- [Direction]: Which lines in the material below contain the word "label"? Copy each of them.

▬▬▬

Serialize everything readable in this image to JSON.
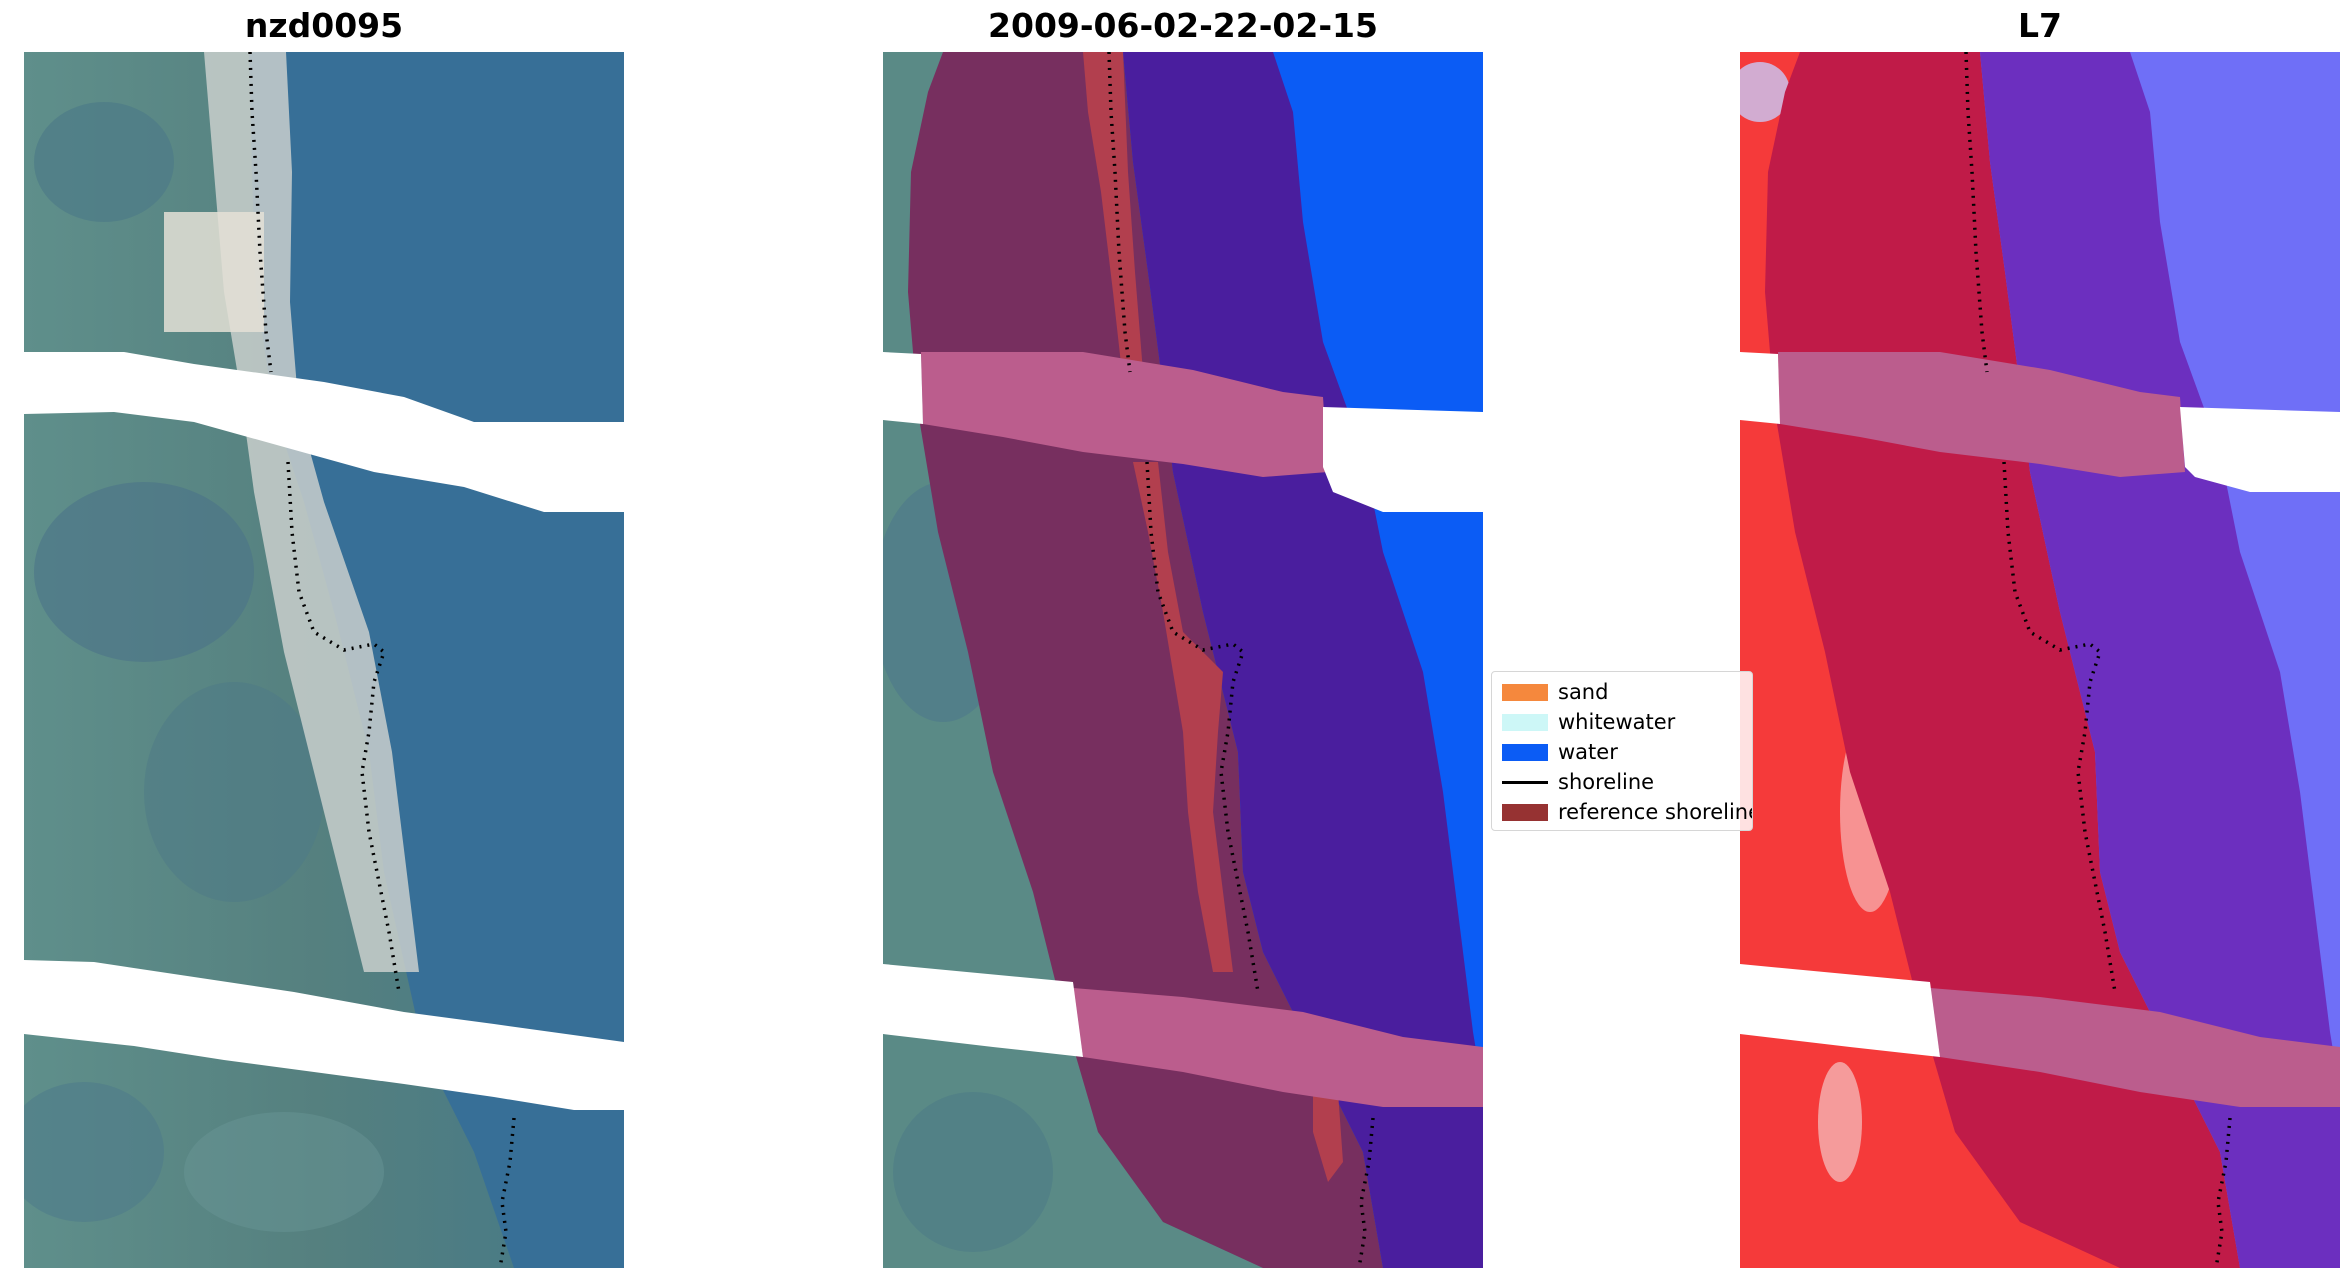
{
  "panels": [
    {
      "title": "nzd0095"
    },
    {
      "title": "2009-06-02-22-02-15"
    },
    {
      "title": "L7"
    }
  ],
  "legend": [
    {
      "label": "sand",
      "color": "#f5883d",
      "kind": "patch"
    },
    {
      "label": "whitewater",
      "color": "#cdf7f7",
      "kind": "patch"
    },
    {
      "label": "water",
      "color": "#0b5cf5",
      "kind": "patch"
    },
    {
      "label": "shoreline",
      "color": "#000000",
      "kind": "line"
    },
    {
      "label": "reference shoreline",
      "color": "#963232",
      "kind": "patch"
    }
  ],
  "colors": {
    "rgb_water": "#376f97",
    "rgb_land": "#5a8a86",
    "rgb_beach": "#d8dad8",
    "class_water": "#0b5cf5",
    "buffer_land": "#772f5f",
    "buffer_water": "#4a1e9e",
    "buffer_sand": "#b23f4e",
    "reference_band": "#bb5d8d",
    "mndwi_land": "#f53a3a",
    "mndwi_buffer_land": "#c01b48",
    "mndwi_buffer_water": "#6c2fbf",
    "mndwi_water": "#6f6ff7"
  }
}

▬▬▬

- [Problem solution]:
      "label": "sand",
      "label": "whitewater",
      "label": "water",
      "label": "shoreline",
      "label": "reference shoreline",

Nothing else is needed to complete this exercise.